- Short exercise -
Copy every line of the data below word for word, with no changes.

--

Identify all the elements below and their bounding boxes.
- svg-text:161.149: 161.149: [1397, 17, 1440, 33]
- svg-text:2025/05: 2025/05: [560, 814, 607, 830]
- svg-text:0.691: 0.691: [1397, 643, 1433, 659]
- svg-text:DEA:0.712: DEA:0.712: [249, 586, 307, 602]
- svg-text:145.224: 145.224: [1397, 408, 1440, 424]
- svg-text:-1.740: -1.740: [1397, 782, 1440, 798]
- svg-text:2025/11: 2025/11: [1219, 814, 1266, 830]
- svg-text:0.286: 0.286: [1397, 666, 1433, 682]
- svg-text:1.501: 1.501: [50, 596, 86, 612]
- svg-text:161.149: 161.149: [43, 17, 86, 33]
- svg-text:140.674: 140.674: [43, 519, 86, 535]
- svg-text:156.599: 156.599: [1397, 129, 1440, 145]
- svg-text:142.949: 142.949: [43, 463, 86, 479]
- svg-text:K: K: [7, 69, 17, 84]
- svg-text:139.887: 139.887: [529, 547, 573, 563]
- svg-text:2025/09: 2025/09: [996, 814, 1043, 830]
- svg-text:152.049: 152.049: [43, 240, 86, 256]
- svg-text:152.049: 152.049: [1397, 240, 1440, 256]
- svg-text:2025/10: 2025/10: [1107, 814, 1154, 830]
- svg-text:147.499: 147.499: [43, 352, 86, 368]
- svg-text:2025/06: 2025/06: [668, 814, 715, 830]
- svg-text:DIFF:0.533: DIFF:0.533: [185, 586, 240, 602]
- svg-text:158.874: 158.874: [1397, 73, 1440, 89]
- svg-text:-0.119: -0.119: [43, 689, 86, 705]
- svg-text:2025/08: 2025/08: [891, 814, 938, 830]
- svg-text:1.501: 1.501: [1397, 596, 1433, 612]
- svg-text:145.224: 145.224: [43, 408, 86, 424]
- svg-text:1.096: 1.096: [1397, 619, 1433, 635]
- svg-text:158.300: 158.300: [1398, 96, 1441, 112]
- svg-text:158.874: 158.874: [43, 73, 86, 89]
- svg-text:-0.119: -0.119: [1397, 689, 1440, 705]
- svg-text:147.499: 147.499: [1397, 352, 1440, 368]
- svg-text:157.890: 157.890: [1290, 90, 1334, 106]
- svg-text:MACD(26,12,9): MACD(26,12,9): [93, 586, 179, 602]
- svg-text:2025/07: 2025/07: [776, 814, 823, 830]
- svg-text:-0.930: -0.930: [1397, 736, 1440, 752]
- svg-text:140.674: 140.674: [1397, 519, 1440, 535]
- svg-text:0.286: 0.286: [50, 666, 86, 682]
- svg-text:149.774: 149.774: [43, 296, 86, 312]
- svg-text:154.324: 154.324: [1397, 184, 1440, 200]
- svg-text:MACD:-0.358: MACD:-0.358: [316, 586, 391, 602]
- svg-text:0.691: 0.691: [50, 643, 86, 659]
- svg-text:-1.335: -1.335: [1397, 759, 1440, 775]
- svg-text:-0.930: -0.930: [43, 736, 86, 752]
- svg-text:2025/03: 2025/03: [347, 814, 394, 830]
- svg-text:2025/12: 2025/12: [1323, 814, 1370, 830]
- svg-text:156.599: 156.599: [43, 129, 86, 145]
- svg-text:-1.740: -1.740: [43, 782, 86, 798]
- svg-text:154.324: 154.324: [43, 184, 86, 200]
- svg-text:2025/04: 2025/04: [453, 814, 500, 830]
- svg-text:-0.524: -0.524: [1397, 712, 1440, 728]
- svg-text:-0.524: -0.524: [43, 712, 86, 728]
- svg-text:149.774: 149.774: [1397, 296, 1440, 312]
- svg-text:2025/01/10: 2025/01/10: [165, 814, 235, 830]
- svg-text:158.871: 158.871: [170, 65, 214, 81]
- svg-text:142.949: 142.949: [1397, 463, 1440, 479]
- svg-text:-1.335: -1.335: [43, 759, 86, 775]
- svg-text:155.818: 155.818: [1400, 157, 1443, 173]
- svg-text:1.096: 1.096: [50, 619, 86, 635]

--

- The answer -
Identify all the elements below and their bounding boxes.
- svg-text:161.149: 161.149: [1397, 17, 1440, 33]
- svg-text:2025/05: 2025/05: [560, 814, 607, 830]
- svg-text:0.691: 0.691: [1397, 643, 1433, 659]
- svg-text:DEA:0.712: DEA:0.712: [249, 586, 307, 602]
- svg-text:145.224: 145.224: [1397, 408, 1440, 424]
- svg-text:-1.740: -1.740: [1397, 782, 1440, 798]
- svg-text:2025/11: 2025/11: [1219, 814, 1266, 830]
- svg-text:0.286: 0.286: [1397, 666, 1433, 682]
- svg-text:1.501: 1.501: [50, 596, 86, 612]
- svg-text:161.149: 161.149: [43, 17, 86, 33]
- svg-text:140.674: 140.674: [43, 519, 86, 535]
- svg-text:156.599: 156.599: [1397, 129, 1440, 145]
- svg-text:142.949: 142.949: [43, 463, 86, 479]
- svg-text:K: K: [7, 69, 17, 84]
- svg-text:139.887: 139.887: [529, 547, 573, 563]
- svg-text:2025/09: 2025/09: [996, 814, 1043, 830]
- svg-text:152.049: 152.049: [43, 240, 86, 256]
- svg-text:152.049: 152.049: [1397, 240, 1440, 256]
- svg-text:2025/10: 2025/10: [1107, 814, 1154, 830]
- svg-text:147.499: 147.499: [43, 352, 86, 368]
- svg-text:2025/06: 2025/06: [668, 814, 715, 830]
- svg-text:DIFF:0.533: DIFF:0.533: [185, 586, 240, 602]
- svg-text:158.874: 158.874: [1397, 73, 1440, 89]
- svg-text:-0.119: -0.119: [43, 689, 86, 705]
- svg-text:2025/08: 2025/08: [891, 814, 938, 830]
- svg-text:1.501: 1.501: [1397, 596, 1433, 612]
- svg-text:145.224: 145.224: [43, 408, 86, 424]
- svg-text:1.096: 1.096: [1397, 619, 1433, 635]
- svg-text:158.300: 158.300: [1398, 96, 1441, 112]
- svg-text:158.874: 158.874: [43, 73, 86, 89]
- svg-text:-0.119: -0.119: [1397, 689, 1440, 705]
- svg-text:147.499: 147.499: [1397, 352, 1440, 368]
- svg-text:157.890: 157.890: [1290, 90, 1334, 106]
- svg-text:MACD(26,12,9): MACD(26,12,9): [93, 586, 179, 602]
- svg-text:2025/07: 2025/07: [776, 814, 823, 830]
- svg-text:-0.930: -0.930: [1397, 736, 1440, 752]
- svg-text:140.674: 140.674: [1397, 519, 1440, 535]
- svg-text:0.286: 0.286: [50, 666, 86, 682]
- svg-text:149.774: 149.774: [43, 296, 86, 312]
- svg-text:154.324: 154.324: [1397, 184, 1440, 200]
- svg-text:MACD:-0.358: MACD:-0.358: [316, 586, 391, 602]
- svg-text:0.691: 0.691: [50, 643, 86, 659]
- svg-text:-1.335: -1.335: [1397, 759, 1440, 775]
- svg-text:-0.930: -0.930: [43, 736, 86, 752]
- svg-text:2025/03: 2025/03: [347, 814, 394, 830]
- svg-text:2025/12: 2025/12: [1323, 814, 1370, 830]
- svg-text:156.599: 156.599: [43, 129, 86, 145]
- svg-text:-1.740: -1.740: [43, 782, 86, 798]
- svg-text:154.324: 154.324: [43, 184, 86, 200]
- svg-text:2025/04: 2025/04: [453, 814, 500, 830]
- svg-text:-0.524: -0.524: [1397, 712, 1440, 728]
- svg-text:-0.524: -0.524: [43, 712, 86, 728]
- svg-text:149.774: 149.774: [1397, 296, 1440, 312]
- svg-text:2025/01/10: 2025/01/10: [165, 814, 235, 830]
- svg-text:158.871: 158.871: [170, 65, 214, 81]
- svg-text:142.949: 142.949: [1397, 463, 1440, 479]
- svg-text:-1.335: -1.335: [43, 759, 86, 775]
- svg-text:155.818: 155.818: [1400, 157, 1443, 173]
- svg-text:1.096: 1.096: [50, 619, 86, 635]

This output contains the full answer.